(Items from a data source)
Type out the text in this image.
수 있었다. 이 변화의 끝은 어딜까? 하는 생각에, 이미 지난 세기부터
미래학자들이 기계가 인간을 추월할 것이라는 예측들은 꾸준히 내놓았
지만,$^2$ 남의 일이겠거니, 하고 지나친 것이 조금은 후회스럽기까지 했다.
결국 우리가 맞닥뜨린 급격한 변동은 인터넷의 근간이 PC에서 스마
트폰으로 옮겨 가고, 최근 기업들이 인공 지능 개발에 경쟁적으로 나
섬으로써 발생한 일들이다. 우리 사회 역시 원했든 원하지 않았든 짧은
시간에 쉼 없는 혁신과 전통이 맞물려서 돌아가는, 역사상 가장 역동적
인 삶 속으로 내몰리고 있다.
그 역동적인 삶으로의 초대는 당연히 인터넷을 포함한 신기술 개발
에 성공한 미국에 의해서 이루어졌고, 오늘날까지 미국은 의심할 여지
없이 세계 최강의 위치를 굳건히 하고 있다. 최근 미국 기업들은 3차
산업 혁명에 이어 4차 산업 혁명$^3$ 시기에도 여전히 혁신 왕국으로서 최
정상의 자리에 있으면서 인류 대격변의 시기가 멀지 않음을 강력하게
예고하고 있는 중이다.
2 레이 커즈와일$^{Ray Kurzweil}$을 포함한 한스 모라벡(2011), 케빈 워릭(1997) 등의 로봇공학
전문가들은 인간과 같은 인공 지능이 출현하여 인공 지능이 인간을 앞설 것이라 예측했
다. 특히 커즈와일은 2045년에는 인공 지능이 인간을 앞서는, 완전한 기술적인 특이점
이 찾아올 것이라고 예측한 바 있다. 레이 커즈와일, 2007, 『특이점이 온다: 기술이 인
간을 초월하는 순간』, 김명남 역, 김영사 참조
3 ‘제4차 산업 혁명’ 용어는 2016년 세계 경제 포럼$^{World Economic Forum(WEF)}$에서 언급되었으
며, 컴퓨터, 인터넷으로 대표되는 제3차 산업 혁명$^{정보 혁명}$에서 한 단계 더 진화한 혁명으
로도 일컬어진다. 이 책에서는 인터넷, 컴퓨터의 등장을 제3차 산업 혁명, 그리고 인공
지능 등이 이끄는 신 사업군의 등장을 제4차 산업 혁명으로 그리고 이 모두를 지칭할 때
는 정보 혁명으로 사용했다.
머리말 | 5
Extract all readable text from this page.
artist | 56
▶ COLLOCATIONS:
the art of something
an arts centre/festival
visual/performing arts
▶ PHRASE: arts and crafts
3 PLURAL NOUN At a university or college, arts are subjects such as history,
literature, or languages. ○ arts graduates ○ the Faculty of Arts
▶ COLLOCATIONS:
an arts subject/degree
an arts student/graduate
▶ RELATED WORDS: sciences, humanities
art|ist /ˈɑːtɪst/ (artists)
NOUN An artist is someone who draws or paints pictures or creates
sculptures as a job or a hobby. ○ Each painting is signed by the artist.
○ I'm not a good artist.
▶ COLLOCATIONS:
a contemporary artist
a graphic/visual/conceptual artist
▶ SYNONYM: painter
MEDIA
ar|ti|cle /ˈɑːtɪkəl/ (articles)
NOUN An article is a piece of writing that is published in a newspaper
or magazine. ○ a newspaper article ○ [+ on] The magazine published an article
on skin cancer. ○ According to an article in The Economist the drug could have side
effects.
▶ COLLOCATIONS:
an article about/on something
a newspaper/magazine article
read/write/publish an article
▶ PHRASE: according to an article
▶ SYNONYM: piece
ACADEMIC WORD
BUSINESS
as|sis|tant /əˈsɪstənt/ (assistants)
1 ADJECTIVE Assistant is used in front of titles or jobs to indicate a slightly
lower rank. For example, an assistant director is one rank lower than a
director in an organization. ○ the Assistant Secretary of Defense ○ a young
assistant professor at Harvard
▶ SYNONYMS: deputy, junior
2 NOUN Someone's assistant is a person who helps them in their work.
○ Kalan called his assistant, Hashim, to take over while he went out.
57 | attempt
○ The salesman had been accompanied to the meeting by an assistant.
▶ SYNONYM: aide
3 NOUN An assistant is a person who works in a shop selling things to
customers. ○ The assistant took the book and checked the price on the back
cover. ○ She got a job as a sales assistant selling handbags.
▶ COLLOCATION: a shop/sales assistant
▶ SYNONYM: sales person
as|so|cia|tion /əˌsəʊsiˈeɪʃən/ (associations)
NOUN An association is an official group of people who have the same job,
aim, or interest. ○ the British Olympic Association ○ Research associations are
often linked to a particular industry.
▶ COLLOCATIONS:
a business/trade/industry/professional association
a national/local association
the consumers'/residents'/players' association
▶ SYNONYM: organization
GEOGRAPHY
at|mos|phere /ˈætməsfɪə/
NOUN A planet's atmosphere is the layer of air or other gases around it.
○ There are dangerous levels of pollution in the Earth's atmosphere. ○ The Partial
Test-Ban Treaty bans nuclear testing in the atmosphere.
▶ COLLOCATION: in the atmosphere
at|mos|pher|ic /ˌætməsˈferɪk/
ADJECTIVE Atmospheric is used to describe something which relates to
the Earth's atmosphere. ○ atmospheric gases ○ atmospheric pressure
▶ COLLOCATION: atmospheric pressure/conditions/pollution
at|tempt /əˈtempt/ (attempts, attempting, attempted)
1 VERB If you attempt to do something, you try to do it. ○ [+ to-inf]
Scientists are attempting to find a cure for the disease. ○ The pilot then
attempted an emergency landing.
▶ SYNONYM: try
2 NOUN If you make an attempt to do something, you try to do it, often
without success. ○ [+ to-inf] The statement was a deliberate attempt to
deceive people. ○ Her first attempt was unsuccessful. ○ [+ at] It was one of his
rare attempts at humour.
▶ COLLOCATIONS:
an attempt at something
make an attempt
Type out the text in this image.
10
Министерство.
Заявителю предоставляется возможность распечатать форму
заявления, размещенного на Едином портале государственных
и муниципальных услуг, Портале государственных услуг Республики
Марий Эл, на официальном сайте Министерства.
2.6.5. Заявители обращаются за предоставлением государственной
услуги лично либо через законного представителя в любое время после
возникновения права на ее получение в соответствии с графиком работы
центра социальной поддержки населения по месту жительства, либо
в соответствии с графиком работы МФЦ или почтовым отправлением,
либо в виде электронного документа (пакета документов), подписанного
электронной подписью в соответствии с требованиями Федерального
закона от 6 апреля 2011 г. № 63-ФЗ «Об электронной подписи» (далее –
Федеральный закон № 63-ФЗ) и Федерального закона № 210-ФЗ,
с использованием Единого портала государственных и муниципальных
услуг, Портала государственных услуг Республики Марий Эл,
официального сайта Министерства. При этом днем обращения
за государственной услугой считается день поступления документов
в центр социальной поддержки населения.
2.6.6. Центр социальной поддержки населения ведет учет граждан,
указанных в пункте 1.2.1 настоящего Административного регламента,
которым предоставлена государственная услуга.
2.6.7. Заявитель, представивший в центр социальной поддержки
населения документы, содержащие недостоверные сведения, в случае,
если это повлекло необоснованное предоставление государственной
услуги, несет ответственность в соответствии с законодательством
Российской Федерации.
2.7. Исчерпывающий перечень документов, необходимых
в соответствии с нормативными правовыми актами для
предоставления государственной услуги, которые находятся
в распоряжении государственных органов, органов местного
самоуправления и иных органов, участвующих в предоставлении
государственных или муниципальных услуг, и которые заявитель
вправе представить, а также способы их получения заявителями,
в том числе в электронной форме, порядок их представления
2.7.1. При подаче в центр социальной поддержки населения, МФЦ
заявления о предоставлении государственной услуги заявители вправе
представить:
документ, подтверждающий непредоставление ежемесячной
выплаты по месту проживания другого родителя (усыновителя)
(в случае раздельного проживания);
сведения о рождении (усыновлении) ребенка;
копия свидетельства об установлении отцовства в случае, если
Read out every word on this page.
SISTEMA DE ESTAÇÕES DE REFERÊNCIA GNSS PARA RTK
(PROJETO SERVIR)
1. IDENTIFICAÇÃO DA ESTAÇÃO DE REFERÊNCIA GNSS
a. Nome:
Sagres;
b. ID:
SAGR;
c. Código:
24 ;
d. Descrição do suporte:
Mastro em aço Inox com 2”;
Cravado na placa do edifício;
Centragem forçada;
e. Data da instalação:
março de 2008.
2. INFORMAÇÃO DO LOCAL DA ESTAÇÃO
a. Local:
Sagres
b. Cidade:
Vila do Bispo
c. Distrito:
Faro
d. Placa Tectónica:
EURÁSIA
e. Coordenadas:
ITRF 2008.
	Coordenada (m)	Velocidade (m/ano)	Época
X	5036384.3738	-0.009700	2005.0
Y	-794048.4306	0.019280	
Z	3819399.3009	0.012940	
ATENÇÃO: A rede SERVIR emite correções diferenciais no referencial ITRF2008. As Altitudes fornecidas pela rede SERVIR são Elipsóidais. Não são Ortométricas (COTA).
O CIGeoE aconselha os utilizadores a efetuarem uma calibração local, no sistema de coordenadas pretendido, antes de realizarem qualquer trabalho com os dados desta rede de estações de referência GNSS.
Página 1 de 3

◆ Problem details:
Using the listing above, pull out all lines that hold the word "муниципальных".

◆ Reply to the task:
и муниципальных услуг, Портале государственных услуг Республики
с использованием Единого портала государственных и муниципальных
государственных или муниципальных услуг, и которые заявитель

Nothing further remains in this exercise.